[Dataset items]
..............................
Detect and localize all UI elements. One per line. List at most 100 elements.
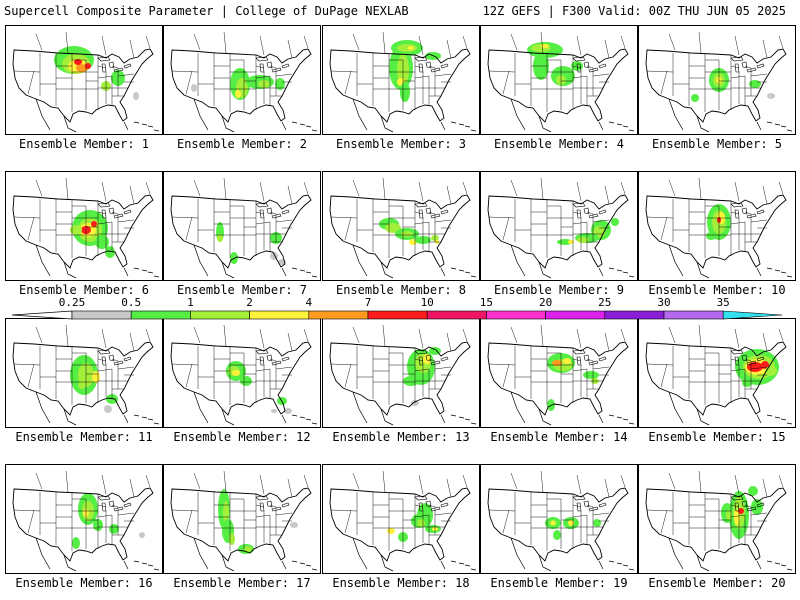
island — [299, 269, 306, 272]
legend-swatch — [545, 310, 606, 320]
member-map-svg — [329, 31, 477, 133]
island — [774, 416, 781, 419]
great-lake — [113, 506, 124, 512]
great-lake — [572, 56, 586, 62]
island — [464, 418, 471, 421]
scp-field — [379, 218, 439, 245]
scp-contour — [552, 360, 562, 366]
island — [141, 269, 148, 272]
legend-swatch — [130, 310, 191, 320]
great-lake — [576, 502, 582, 512]
mexico-coast — [510, 244, 526, 277]
province-border — [193, 33, 201, 51]
island — [147, 271, 154, 274]
province-border — [259, 328, 265, 349]
legend-tick-label: 7 — [364, 296, 372, 309]
ensemble-member-panel: Ensemble Member: 6 — [5, 171, 163, 297]
scp-contour — [229, 533, 235, 545]
basemap — [645, 324, 793, 426]
ensemble-member-panel: Ensemble Member: 7 — [163, 171, 321, 297]
scp-contour — [568, 240, 574, 244]
great-lake — [730, 202, 744, 208]
member-map-svg — [645, 470, 793, 572]
island — [766, 121, 773, 124]
mexico-coast — [123, 560, 129, 570]
state-border — [572, 211, 582, 215]
province-border — [668, 472, 676, 490]
province-border — [303, 474, 309, 488]
member-map-svg — [487, 470, 635, 572]
scp-contour — [232, 370, 240, 376]
mexico-coast — [63, 115, 77, 133]
province-border — [193, 326, 201, 344]
state-border — [171, 70, 199, 73]
province-border — [576, 328, 582, 349]
ensemble-member-panel: Ensemble Member: 20 — [638, 464, 796, 590]
scp-contour — [133, 92, 139, 100]
great-lake — [266, 61, 273, 69]
state-border — [428, 504, 436, 508]
member-caption: Ensemble Member: 14 — [490, 430, 628, 444]
scp-contour — [734, 509, 740, 525]
state-border — [117, 73, 135, 77]
state-border — [344, 509, 352, 534]
state-border — [572, 358, 582, 362]
member-map — [480, 464, 638, 574]
great-lake — [97, 349, 111, 355]
great-lake — [440, 356, 449, 362]
province-border — [698, 470, 702, 493]
member-map-svg — [12, 470, 160, 572]
state-border — [255, 358, 265, 362]
great-lake — [101, 356, 107, 366]
mexico-coast — [668, 244, 684, 277]
state-border — [111, 504, 119, 508]
province-border — [620, 35, 626, 49]
state-border — [646, 363, 674, 366]
mexico-coast — [193, 537, 209, 570]
mexico-coast — [440, 414, 446, 424]
province-border — [223, 177, 227, 200]
island — [622, 125, 629, 128]
legend-tick-label: 25 — [598, 296, 612, 309]
scp-contour — [751, 499, 763, 515]
province-border — [65, 177, 69, 200]
province-border — [734, 35, 740, 56]
state-border — [97, 221, 113, 225]
mexico-coast — [63, 261, 77, 279]
state-border — [434, 512, 452, 516]
mexico-coast — [440, 121, 446, 131]
state-border — [97, 75, 113, 79]
member-map-svg — [329, 177, 477, 279]
province-border — [303, 35, 309, 49]
state-border — [13, 70, 41, 73]
scp-contour — [568, 520, 574, 526]
scp-contour — [738, 508, 744, 514]
state-border — [502, 509, 510, 534]
province-border — [145, 328, 151, 342]
province-border — [287, 332, 293, 352]
scp-field — [191, 68, 285, 100]
state-border — [117, 219, 135, 223]
mexico-coast — [123, 267, 129, 277]
scp-contour — [244, 546, 252, 552]
scp-field — [527, 42, 583, 86]
province-border — [576, 35, 582, 56]
state-border — [502, 70, 510, 95]
island — [450, 414, 457, 417]
mexico-coast — [598, 267, 604, 277]
island — [458, 269, 465, 272]
great-lake — [281, 502, 290, 508]
state-border — [255, 75, 271, 79]
member-map-svg — [645, 324, 793, 426]
basemap — [329, 177, 477, 279]
province-border — [65, 324, 69, 347]
mexico-coast — [35, 244, 51, 277]
state-border — [255, 211, 265, 215]
scp-contour — [91, 221, 97, 227]
us-coastline — [12, 48, 154, 123]
mexico-coast — [35, 98, 51, 131]
great-lake — [746, 67, 757, 73]
province-border — [259, 35, 265, 56]
mexico-coast — [696, 408, 710, 426]
mexico-coast — [35, 537, 51, 570]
..............................
▶ _AIM OF THE EXERCISE_:
Identify every line of the material above that contains the string "panel", and copy each one in full.

▶ _RESULT OF THE TASK_:
ensemble-member-panel: Ensemble Member: 6 — [5, 171, 163, 297]
ensemble-member-panel: Ensemble Member: 7 — [163, 171, 321, 297]
ensemble-member-panel: Ensemble Member: 20 — [638, 464, 796, 590]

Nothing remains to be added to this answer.